→ Aim
Transcribe the material in full. Nothing should differ except that the pictures are left out.

(Data entries)
= = = = = = =

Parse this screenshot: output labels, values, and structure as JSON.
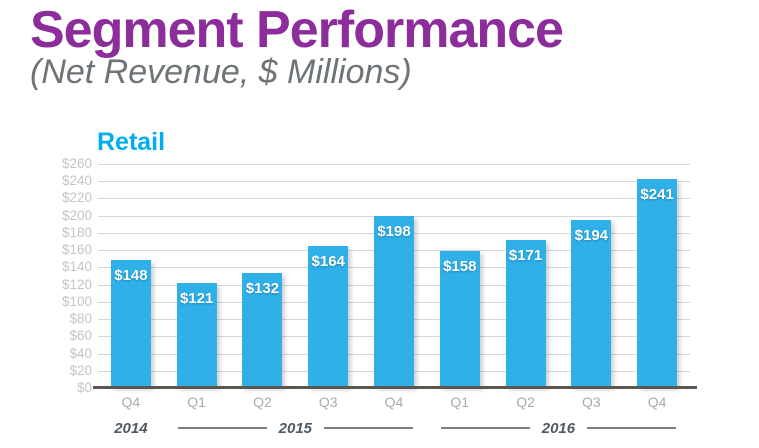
{
  "page": {
    "title": "Segment Performance",
    "subtitle": "(Net Revenue, $ Millions)"
  },
  "colors": {
    "title_purple": "#8C2D9B",
    "subtitle_gray": "#6D7377",
    "bar_blue": "#2FB0E9",
    "retail_blue": "#00AEEF",
    "ytick_gray": "#C4C4C4",
    "xtick_gray": "#ABABAB",
    "year_gray": "#4F5A63",
    "gridline_gray": "#D7D7D7",
    "baseline_gray": "#5B564F",
    "yearline_gray": "#7F7F7F"
  },
  "chart_data": {
    "type": "bar",
    "title": "Retail",
    "categories": [
      "Q4",
      "Q1",
      "Q2",
      "Q3",
      "Q4",
      "Q1",
      "Q2",
      "Q3",
      "Q4"
    ],
    "values": [
      148,
      121,
      132,
      164,
      198,
      158,
      171,
      194,
      241
    ],
    "data_labels": [
      "$148",
      "$121",
      "$132",
      "$164",
      "$198",
      "$158",
      "$171",
      "$194",
      "$241"
    ],
    "year_groups": [
      {
        "label": "2014",
        "start": 0,
        "end": 0,
        "lines": false
      },
      {
        "label": "2015",
        "start": 1,
        "end": 4,
        "lines": true
      },
      {
        "label": "2016",
        "start": 5,
        "end": 8,
        "lines": true
      }
    ],
    "y_ticks": [
      "$260",
      "$240",
      "$220",
      "$200",
      "$180",
      "$160",
      "$140",
      "$120",
      "$100",
      "$80",
      "$60",
      "$40",
      "$20",
      "$0"
    ],
    "ylim": [
      0,
      260
    ],
    "y_step": 20,
    "xlabel": "",
    "ylabel": "",
    "grid": true,
    "legend": false
  }
}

= = = = = = =

→ Exercise solution
Parse this screenshot: output labels, values, and structure as JSON.
{
  "page": {
    "title": "Segment Performance",
    "subtitle": "(Net Revenue, $ Millions)"
  },
  "colors": {
    "title_purple": "#8C2D9B",
    "subtitle_gray": "#6D7377",
    "bar_blue": "#2FB0E9",
    "retail_blue": "#00AEEF",
    "ytick_gray": "#C4C4C4",
    "xtick_gray": "#ABABAB",
    "year_gray": "#4F5A63",
    "gridline_gray": "#D7D7D7",
    "baseline_gray": "#5B564F",
    "yearline_gray": "#7F7F7F"
  },
  "chart_data": {
    "type": "bar",
    "title": "Retail",
    "categories": [
      "Q4",
      "Q1",
      "Q2",
      "Q3",
      "Q4",
      "Q1",
      "Q2",
      "Q3",
      "Q4"
    ],
    "values": [
      148,
      121,
      132,
      164,
      198,
      158,
      171,
      194,
      241
    ],
    "data_labels": [
      "$148",
      "$121",
      "$132",
      "$164",
      "$198",
      "$158",
      "$171",
      "$194",
      "$241"
    ],
    "year_groups": [
      {
        "label": "2014",
        "start": 0,
        "end": 0,
        "lines": false
      },
      {
        "label": "2015",
        "start": 1,
        "end": 4,
        "lines": true
      },
      {
        "label": "2016",
        "start": 5,
        "end": 8,
        "lines": true
      }
    ],
    "y_ticks": [
      "$260",
      "$240",
      "$220",
      "$200",
      "$180",
      "$160",
      "$140",
      "$120",
      "$100",
      "$80",
      "$60",
      "$40",
      "$20",
      "$0"
    ],
    "ylim": [
      0,
      260
    ],
    "y_step": 20,
    "xlabel": "",
    "ylabel": "",
    "grid": true,
    "legend": false
  }
}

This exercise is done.